┌────────
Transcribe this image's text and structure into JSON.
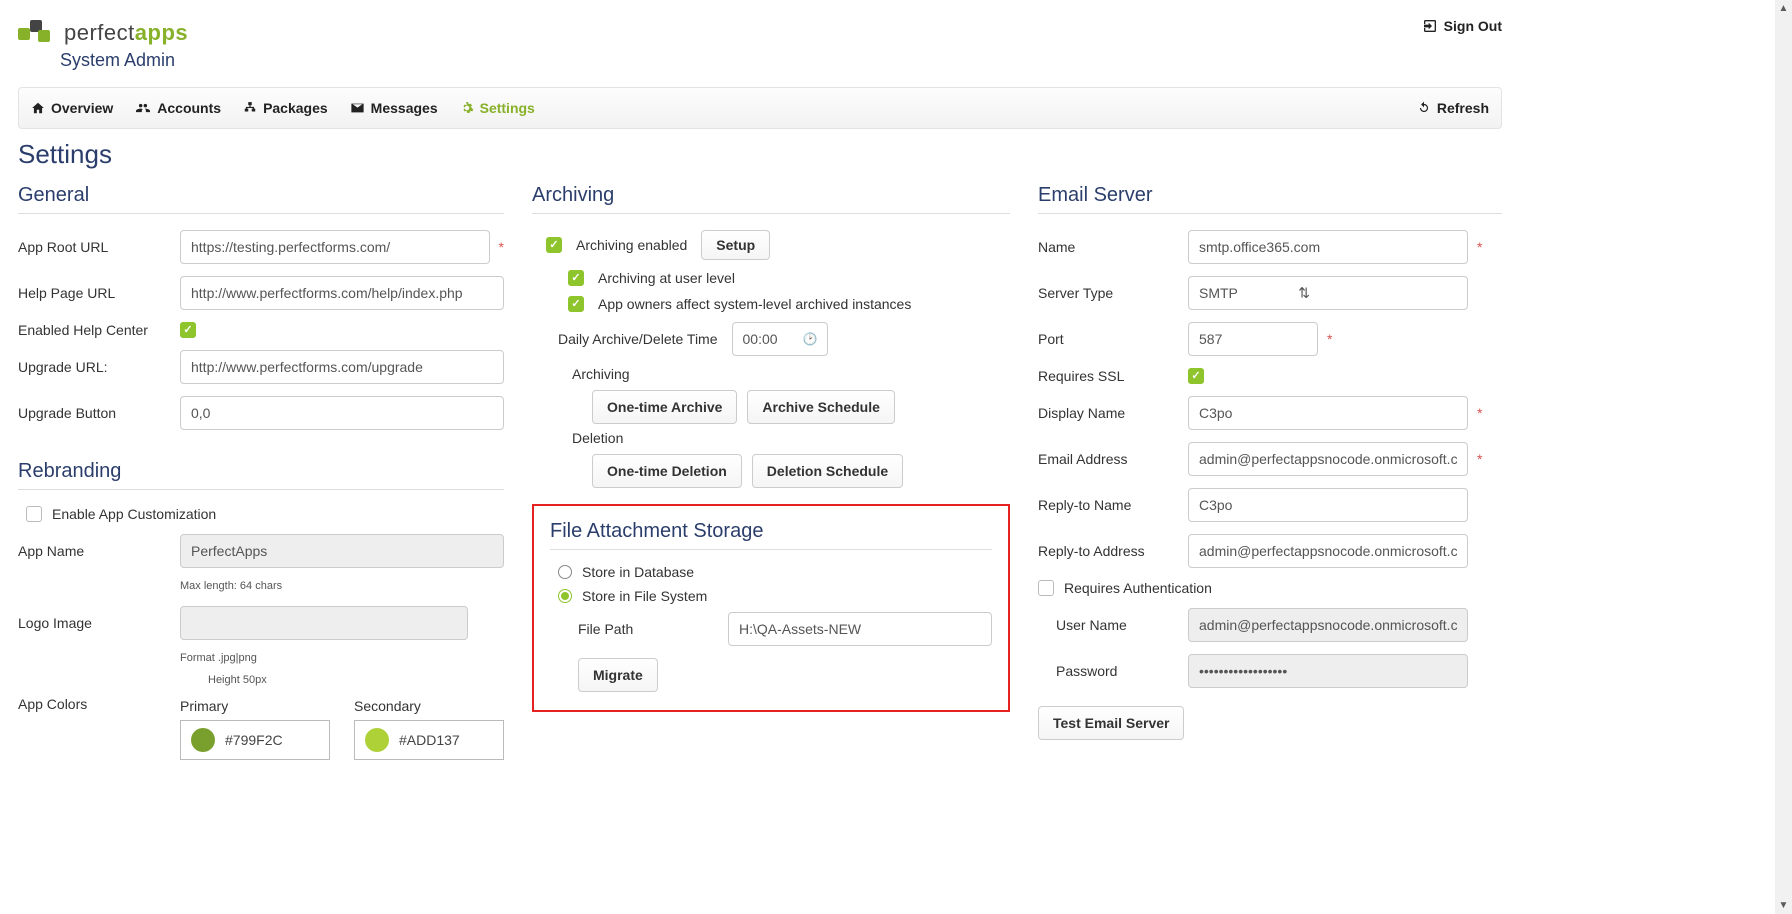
{
  "header": {
    "brand_prefix": "perfect",
    "brand_suffix": "apps",
    "brand_sub": "System Admin",
    "signout": "Sign Out"
  },
  "nav": {
    "items": [
      {
        "label": "Overview"
      },
      {
        "label": "Accounts"
      },
      {
        "label": "Packages"
      },
      {
        "label": "Messages"
      },
      {
        "label": "Settings"
      }
    ],
    "refresh": "Refresh"
  },
  "page_title": "Settings",
  "general": {
    "title": "General",
    "app_root_label": "App Root URL",
    "app_root_value": "https://testing.perfectforms.com/",
    "help_page_label": "Help Page URL",
    "help_page_value": "http://www.perfectforms.com/help/index.php",
    "enabled_help_label": "Enabled Help Center",
    "upgrade_url_label": "Upgrade URL:",
    "upgrade_url_value": "http://www.perfectforms.com/upgrade",
    "upgrade_button_label": "Upgrade Button",
    "upgrade_button_value": "0,0"
  },
  "rebranding": {
    "title": "Rebranding",
    "enable_custom_label": "Enable App Customization",
    "app_name_label": "App Name",
    "app_name_value": "PerfectApps",
    "app_name_note": "Max length: 64 chars",
    "logo_label": "Logo Image",
    "logo_note": "Format .jpg|png",
    "logo_height_note": "Height 50px",
    "colors_label": "App Colors",
    "primary_label": "Primary",
    "primary_value": "#799F2C",
    "secondary_label": "Secondary",
    "secondary_value": "#ADD137"
  },
  "archiving": {
    "title": "Archiving",
    "enabled_label": "Archiving enabled",
    "setup": "Setup",
    "user_level_label": "Archiving at user level",
    "owners_label": "App owners affect system-level archived instances",
    "daily_time_label": "Daily Archive/Delete Time",
    "daily_time_value": "00:00",
    "arch_group": "Archiving",
    "one_time_archive": "One-time Archive",
    "archive_schedule": "Archive Schedule",
    "del_group": "Deletion",
    "one_time_deletion": "One-time Deletion",
    "deletion_schedule": "Deletion Schedule"
  },
  "storage": {
    "title": "File Attachment Storage",
    "opt_db": "Store in Database",
    "opt_fs": "Store in File System",
    "file_path_label": "File Path",
    "file_path_value": "H:\\QA-Assets-NEW",
    "migrate": "Migrate"
  },
  "email": {
    "title": "Email Server",
    "name_label": "Name",
    "name_value": "smtp.office365.com",
    "type_label": "Server Type",
    "type_value": "SMTP",
    "port_label": "Port",
    "port_value": "587",
    "ssl_label": "Requires SSL",
    "display_name_label": "Display Name",
    "display_name_value": "C3po",
    "email_label": "Email Address",
    "email_value": "admin@perfectappsnocode.onmicrosoft.com",
    "reply_name_label": "Reply-to Name",
    "reply_name_value": "C3po",
    "reply_addr_label": "Reply-to Address",
    "reply_addr_value": "admin@perfectappsnocode.onmicrosoft.com",
    "auth_label": "Requires Authentication",
    "user_label": "User Name",
    "user_value": "admin@perfectappsnocode.onmicrosoft.com",
    "pass_label": "Password",
    "pass_value": "••••••••••••••••••",
    "test": "Test Email Server"
  }
}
└────────
Take every line from the data above that holds "level" and copy it out.

    "user_level_label": "Archiving at user level",
    "owners_label": "App owners affect system-level archived instances",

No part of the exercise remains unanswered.